▸ **Excerpted records**

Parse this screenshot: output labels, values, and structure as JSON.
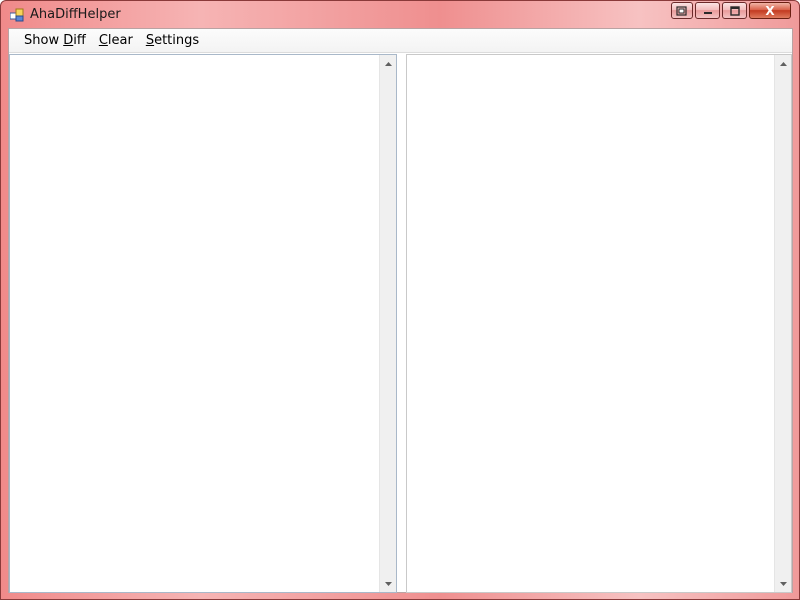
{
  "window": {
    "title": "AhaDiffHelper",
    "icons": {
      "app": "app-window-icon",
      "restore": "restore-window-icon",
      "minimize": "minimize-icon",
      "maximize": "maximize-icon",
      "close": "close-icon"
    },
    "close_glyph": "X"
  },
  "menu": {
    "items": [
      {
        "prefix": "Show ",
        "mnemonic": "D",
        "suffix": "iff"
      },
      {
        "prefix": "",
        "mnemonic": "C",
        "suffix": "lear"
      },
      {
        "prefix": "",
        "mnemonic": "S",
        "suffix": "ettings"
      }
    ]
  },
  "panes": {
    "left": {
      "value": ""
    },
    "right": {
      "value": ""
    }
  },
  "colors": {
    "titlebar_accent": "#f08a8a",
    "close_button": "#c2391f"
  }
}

--

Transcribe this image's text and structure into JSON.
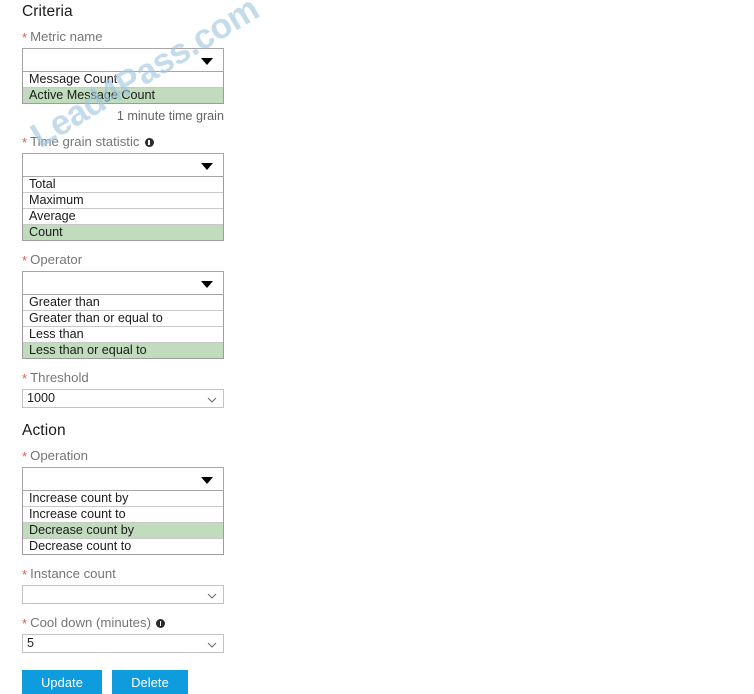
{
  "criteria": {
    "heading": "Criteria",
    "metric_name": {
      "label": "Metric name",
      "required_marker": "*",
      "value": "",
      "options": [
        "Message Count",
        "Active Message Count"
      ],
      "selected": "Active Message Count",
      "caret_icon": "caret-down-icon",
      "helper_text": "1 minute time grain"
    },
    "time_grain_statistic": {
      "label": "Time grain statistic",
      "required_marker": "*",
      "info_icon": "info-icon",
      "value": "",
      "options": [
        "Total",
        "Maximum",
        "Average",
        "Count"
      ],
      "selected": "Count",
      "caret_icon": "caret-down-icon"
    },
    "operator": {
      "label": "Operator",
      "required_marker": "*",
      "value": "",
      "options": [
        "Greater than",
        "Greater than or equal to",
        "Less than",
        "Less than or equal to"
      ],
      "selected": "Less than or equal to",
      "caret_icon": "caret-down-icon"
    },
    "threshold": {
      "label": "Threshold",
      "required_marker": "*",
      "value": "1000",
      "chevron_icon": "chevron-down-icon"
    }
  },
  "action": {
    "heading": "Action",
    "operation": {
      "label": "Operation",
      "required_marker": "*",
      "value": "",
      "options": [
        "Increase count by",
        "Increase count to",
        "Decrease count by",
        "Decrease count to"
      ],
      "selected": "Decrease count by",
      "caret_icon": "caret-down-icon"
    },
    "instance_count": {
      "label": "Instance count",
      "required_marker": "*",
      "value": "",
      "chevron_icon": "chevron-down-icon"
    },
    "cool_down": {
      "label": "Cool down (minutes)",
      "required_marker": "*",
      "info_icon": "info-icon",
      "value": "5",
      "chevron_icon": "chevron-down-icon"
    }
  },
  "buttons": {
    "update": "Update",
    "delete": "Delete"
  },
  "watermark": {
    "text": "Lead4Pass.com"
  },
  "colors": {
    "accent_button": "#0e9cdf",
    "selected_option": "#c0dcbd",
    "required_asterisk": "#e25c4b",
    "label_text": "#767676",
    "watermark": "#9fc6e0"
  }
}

==

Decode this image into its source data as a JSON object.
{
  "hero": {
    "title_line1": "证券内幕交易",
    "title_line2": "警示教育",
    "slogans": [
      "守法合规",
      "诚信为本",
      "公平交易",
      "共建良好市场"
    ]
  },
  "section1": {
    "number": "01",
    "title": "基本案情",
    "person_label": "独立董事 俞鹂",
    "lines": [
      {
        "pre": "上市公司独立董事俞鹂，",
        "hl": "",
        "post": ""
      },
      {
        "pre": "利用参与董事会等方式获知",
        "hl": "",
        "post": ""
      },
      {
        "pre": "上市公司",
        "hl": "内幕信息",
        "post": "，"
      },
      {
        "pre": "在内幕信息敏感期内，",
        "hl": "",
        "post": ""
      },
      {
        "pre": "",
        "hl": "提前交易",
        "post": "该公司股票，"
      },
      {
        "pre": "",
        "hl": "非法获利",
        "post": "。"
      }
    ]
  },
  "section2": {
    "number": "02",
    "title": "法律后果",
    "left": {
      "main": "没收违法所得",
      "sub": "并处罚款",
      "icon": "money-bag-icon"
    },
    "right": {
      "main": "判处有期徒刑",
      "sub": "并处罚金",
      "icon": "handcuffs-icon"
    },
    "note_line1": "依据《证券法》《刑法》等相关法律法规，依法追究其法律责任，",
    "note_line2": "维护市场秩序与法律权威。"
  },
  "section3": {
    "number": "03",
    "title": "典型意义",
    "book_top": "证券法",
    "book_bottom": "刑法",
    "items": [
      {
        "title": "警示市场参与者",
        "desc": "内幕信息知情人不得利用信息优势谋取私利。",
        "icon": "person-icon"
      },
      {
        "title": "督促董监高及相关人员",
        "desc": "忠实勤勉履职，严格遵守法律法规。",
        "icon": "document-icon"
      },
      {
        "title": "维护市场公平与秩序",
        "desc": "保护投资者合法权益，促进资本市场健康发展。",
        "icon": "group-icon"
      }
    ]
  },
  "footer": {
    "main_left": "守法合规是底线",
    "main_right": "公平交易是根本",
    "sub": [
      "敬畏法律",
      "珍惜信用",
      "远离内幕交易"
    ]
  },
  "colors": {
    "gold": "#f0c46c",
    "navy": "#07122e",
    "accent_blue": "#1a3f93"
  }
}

▸ **Goal**
Return every line above in which the string "Active" occurs.

▸ **Worked solution**
        "Active Message Count"
      "selected": "Active Message Count",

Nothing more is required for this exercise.